> [YOUR INSTRUCTIONS]: Copy every line of the data that includes the string "immersive".

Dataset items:

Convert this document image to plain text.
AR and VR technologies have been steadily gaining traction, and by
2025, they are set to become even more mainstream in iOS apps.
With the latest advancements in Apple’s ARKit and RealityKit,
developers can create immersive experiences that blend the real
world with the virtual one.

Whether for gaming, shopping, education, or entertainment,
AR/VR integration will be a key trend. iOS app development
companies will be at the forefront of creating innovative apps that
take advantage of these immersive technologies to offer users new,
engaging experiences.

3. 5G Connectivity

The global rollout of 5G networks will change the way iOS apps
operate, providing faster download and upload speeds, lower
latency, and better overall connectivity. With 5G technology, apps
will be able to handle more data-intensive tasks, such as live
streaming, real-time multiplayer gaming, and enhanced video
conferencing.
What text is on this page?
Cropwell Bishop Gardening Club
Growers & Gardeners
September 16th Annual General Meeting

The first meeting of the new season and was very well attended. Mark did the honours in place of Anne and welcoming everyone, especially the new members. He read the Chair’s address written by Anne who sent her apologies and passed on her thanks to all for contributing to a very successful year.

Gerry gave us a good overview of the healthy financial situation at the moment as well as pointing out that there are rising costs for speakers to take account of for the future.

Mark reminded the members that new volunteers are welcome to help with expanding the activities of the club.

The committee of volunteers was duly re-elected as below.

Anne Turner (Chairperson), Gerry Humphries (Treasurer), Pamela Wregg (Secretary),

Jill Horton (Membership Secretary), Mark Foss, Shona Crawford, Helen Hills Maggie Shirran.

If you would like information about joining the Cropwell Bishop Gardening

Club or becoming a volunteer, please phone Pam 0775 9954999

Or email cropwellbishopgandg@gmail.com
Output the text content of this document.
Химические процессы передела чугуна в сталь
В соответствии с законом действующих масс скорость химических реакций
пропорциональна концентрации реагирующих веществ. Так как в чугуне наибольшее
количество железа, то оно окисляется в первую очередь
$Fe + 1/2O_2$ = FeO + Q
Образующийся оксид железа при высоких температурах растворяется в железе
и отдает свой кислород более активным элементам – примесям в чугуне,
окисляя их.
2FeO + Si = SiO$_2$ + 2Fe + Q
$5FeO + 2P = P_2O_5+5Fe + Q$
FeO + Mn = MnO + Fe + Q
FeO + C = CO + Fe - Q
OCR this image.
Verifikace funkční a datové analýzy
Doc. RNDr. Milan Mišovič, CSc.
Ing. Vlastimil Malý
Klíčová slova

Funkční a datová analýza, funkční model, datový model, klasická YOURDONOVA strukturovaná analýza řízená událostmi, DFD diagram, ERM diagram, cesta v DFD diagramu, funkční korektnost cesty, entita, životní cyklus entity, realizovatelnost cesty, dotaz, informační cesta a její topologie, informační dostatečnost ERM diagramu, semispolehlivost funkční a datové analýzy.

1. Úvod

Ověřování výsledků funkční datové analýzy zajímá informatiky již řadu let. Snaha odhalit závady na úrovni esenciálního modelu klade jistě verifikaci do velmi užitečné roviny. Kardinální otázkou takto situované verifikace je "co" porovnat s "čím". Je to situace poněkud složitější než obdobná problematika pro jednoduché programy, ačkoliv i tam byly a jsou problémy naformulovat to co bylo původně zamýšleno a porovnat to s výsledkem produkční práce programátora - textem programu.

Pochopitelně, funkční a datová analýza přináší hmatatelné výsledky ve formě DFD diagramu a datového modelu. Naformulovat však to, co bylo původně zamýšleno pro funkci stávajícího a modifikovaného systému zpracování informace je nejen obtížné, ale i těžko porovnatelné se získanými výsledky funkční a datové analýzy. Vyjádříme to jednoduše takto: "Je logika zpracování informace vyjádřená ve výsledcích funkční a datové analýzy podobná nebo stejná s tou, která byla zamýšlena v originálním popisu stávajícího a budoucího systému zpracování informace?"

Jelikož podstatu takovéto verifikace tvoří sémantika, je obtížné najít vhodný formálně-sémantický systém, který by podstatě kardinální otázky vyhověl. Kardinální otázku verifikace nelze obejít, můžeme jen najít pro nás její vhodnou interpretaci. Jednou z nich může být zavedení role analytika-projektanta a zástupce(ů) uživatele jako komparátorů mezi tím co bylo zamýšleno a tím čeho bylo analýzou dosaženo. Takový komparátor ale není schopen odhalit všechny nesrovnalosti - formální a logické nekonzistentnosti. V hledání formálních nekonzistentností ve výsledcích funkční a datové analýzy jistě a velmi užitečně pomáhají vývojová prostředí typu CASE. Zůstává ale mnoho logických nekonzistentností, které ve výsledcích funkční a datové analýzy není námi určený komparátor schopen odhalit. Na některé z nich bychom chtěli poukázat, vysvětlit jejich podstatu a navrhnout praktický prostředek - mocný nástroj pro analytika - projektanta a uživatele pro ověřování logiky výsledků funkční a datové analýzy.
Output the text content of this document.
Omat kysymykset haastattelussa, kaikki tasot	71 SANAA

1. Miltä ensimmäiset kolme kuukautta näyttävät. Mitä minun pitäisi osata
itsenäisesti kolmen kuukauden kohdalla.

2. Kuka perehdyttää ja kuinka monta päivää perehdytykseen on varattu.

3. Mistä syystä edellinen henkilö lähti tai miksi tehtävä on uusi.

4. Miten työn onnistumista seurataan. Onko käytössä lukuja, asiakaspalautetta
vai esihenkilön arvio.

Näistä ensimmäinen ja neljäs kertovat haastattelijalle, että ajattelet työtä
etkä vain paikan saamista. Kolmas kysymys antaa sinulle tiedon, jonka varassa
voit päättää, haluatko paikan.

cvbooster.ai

> [PROBLEM SOLUTION]:
developers can create immersive experiences that blend the real
take advantage of these immersive technologies to offer users new,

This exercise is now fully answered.